• **TASK INSTRUCTIONS**
For the data that follows, report how many lines contain the word "subtitle", and nothing else.

• **DATASET CONTENT**
━━━━━━━━━━━━━━━━━━━━

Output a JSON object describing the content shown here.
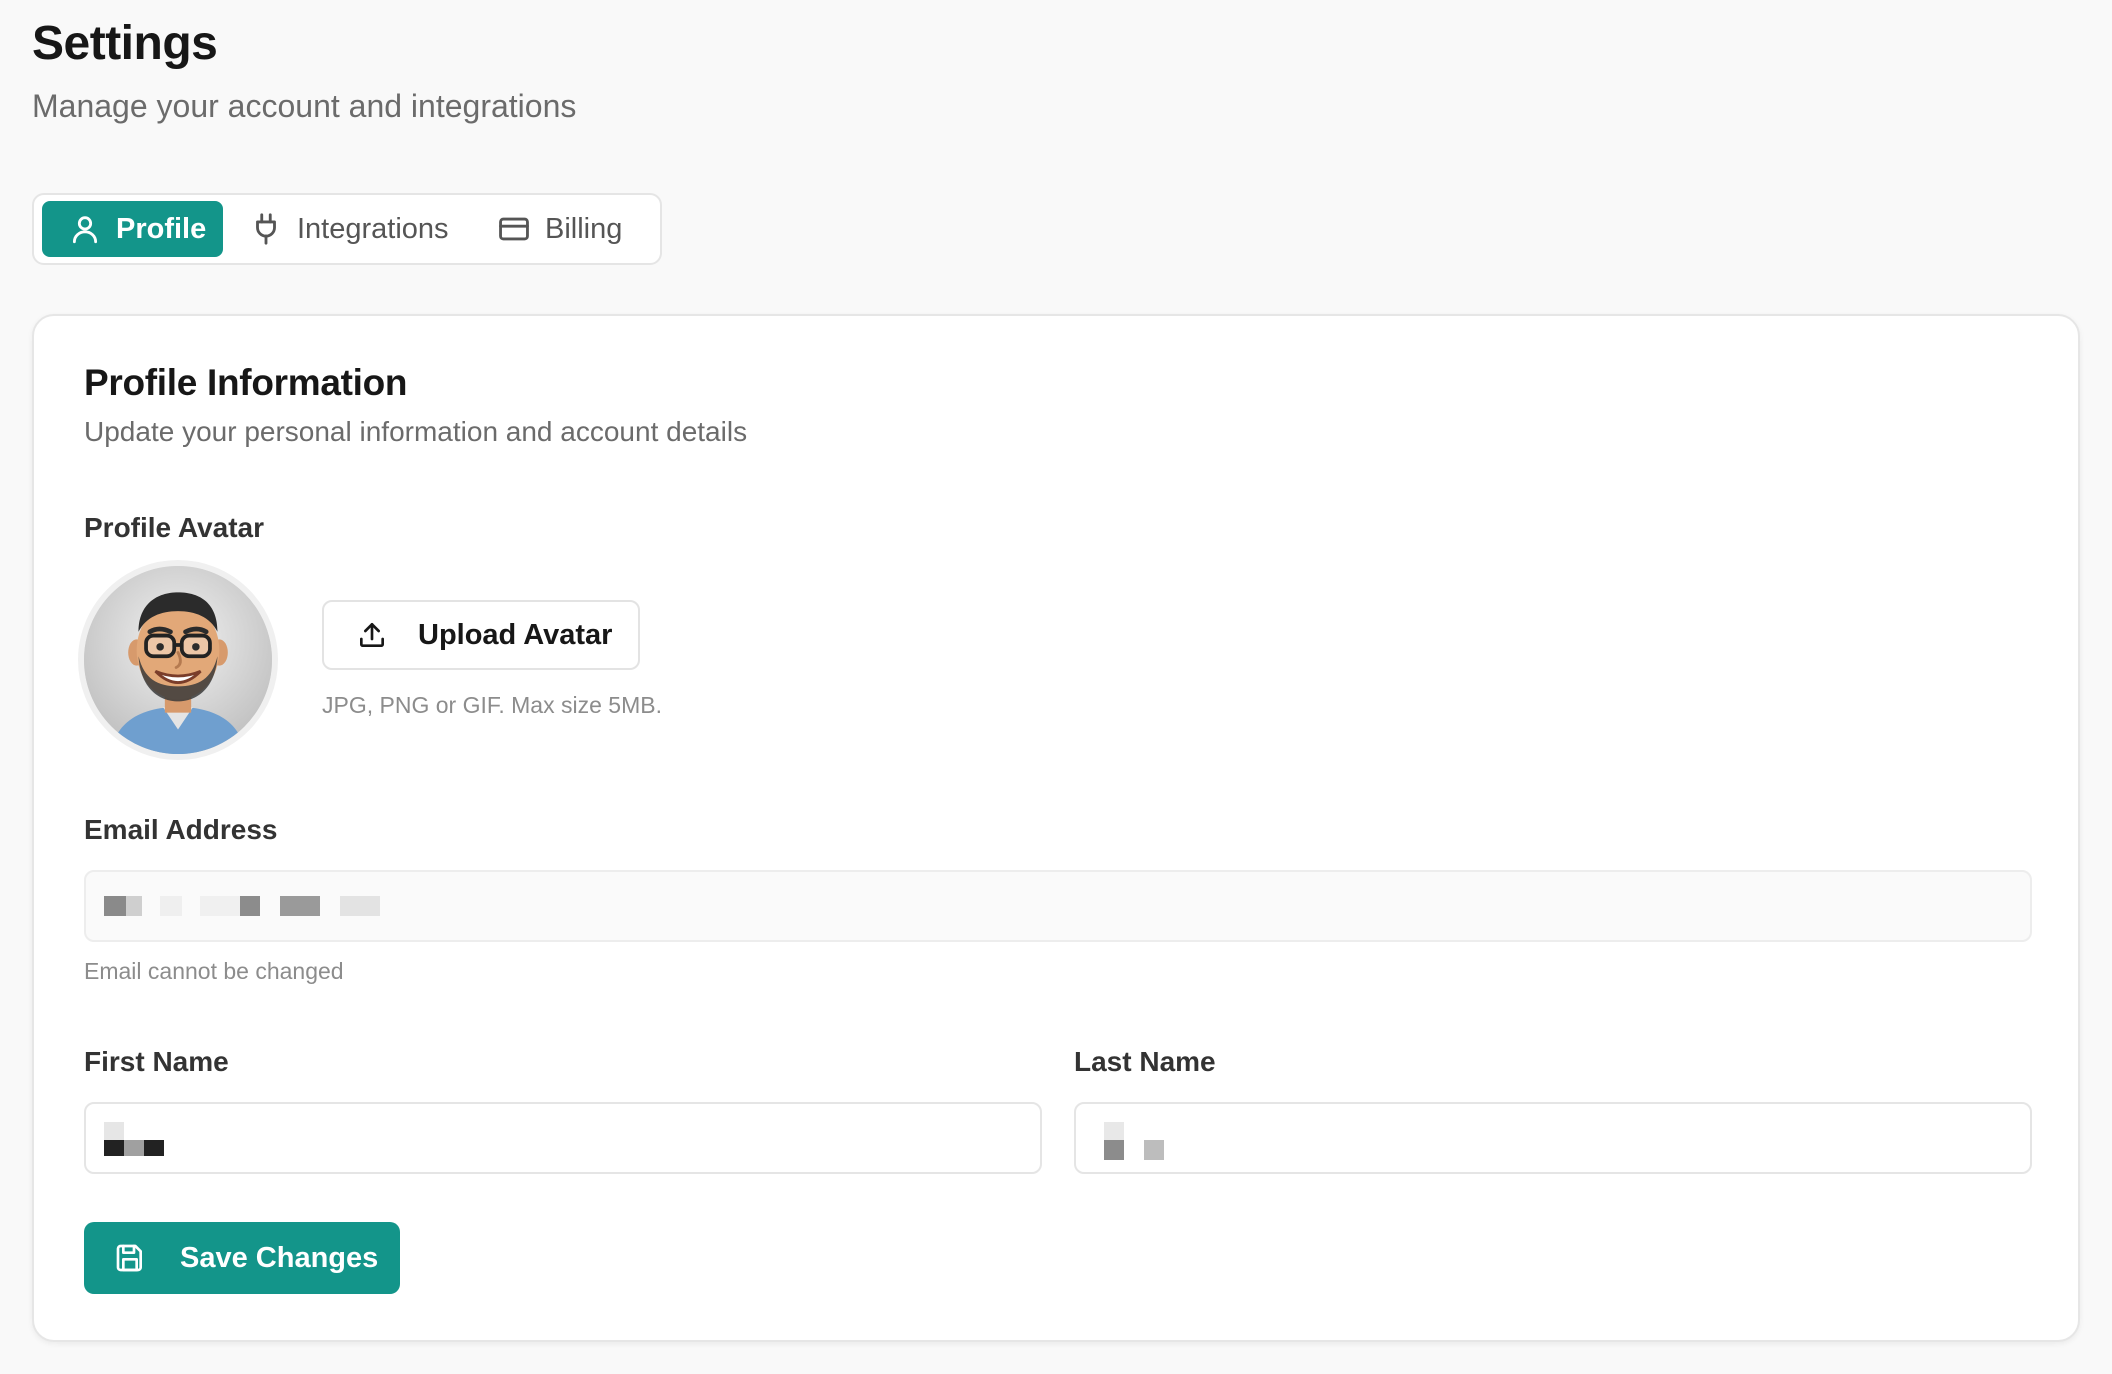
{
  "header": {
    "title": "Settings",
    "subtitle": "Manage your account and integrations"
  },
  "tabs": [
    {
      "label": "Profile",
      "icon": "user-icon",
      "active": true
    },
    {
      "label": "Integrations",
      "icon": "plug-icon",
      "active": false
    },
    {
      "label": "Billing",
      "icon": "credit-card-icon",
      "active": false
    }
  ],
  "profile_card": {
    "title": "Profile Information",
    "subtitle": "Update your personal information and account details",
    "avatar": {
      "label": "Profile Avatar",
      "upload_label": "Upload Avatar",
      "upload_icon": "upload-icon",
      "hint": "JPG, PNG or GIF. Max size 5MB."
    },
    "email": {
      "label": "Email Address",
      "value": "",
      "redacted": true,
      "hint": "Email cannot be changed"
    },
    "first_name": {
      "label": "First Name",
      "value": "",
      "redacted": true
    },
    "last_name": {
      "label": "Last Name",
      "value": "",
      "redacted": true
    },
    "save_label": "Save Changes",
    "save_icon": "save-icon"
  },
  "colors": {
    "accent": "#13958a",
    "background": "#f9f9f9",
    "card": "#ffffff",
    "border": "#e5e5e5",
    "muted_text": "#6b6b6b"
  }
}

━━━━━━━━━━━━━━━━━━━━

• **FINISHED EXERCISE**
2